··· Input ···
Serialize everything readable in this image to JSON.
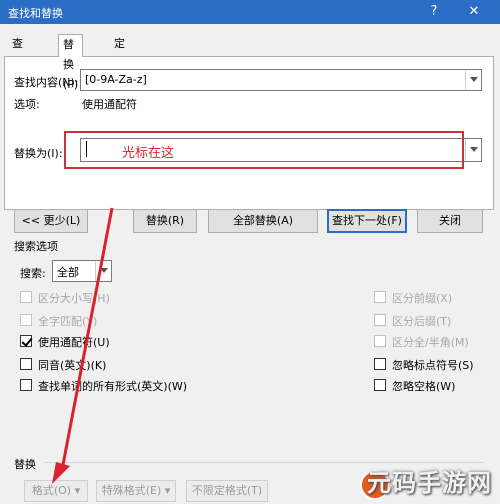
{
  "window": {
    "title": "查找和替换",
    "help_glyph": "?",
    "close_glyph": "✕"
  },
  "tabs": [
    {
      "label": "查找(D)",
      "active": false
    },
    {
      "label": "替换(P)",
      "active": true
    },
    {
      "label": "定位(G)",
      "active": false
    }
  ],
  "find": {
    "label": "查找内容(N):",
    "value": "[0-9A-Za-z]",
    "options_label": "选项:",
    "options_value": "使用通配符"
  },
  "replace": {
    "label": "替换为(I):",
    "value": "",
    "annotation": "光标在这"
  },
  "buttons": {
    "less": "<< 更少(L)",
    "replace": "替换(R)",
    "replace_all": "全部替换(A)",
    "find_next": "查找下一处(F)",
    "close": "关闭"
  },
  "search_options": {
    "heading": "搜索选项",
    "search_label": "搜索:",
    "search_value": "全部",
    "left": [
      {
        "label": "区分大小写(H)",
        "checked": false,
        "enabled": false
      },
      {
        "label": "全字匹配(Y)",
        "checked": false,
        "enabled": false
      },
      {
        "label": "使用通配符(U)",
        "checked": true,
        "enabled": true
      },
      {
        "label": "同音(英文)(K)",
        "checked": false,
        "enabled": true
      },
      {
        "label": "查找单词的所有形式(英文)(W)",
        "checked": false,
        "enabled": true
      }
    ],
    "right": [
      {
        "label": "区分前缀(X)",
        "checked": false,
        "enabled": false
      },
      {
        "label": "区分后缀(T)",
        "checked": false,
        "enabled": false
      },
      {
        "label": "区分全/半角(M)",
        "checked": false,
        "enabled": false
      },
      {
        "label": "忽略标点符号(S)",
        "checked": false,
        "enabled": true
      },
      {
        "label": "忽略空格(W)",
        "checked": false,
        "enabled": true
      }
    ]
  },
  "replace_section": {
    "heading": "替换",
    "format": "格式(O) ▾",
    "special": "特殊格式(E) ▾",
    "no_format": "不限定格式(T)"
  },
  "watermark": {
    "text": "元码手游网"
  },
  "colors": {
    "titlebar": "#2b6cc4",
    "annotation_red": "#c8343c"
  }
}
···
··· Input ···
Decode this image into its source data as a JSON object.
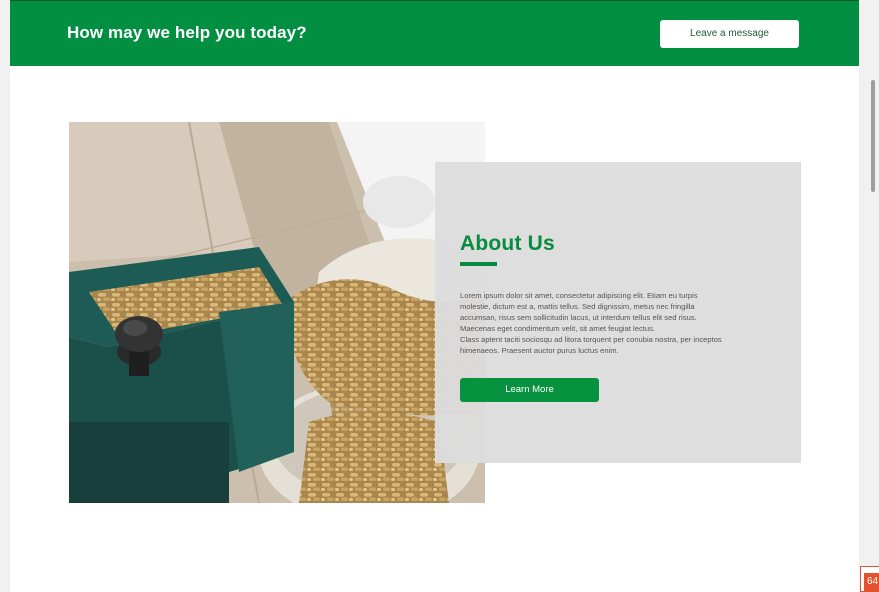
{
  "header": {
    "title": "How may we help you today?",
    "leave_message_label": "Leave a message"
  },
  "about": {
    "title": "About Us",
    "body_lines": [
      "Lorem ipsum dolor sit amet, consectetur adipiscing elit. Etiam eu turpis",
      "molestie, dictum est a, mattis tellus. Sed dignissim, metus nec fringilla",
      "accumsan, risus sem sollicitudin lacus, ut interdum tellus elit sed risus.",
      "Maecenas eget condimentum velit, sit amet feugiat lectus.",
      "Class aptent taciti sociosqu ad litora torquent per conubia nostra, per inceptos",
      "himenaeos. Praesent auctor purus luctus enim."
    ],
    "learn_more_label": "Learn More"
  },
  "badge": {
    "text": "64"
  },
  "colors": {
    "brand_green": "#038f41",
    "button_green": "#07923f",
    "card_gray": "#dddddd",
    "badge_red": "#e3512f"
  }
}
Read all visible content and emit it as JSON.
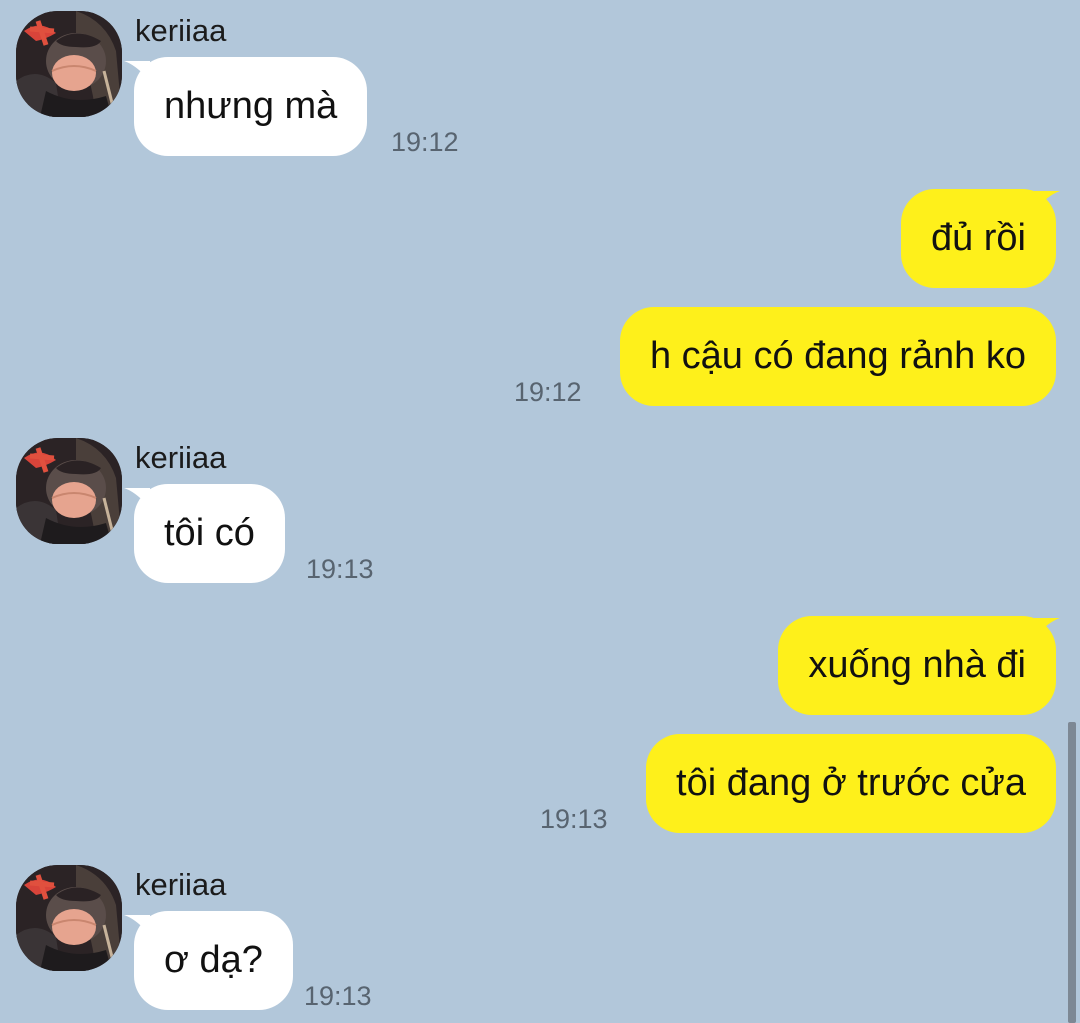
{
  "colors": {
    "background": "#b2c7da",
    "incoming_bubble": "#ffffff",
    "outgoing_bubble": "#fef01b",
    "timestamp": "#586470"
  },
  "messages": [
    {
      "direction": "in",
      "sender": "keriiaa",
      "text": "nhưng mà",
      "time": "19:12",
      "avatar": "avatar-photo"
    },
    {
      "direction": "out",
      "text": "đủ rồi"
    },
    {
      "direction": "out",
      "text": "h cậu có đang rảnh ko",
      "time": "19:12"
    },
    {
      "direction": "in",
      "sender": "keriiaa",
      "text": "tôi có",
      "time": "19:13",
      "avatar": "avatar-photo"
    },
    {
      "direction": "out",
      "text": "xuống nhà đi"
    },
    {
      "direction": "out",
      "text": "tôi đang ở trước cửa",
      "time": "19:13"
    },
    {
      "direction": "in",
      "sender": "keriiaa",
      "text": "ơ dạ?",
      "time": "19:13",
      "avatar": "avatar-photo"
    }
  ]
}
···
Select the lines that carry the string "tellus" and copy them.

      "molestie, dictum est a, mattis tellus. Sed dignissim, metus nec fringilla",
      "accumsan, risus sem sollicitudin lacus, ut interdum tellus elit sed risus.",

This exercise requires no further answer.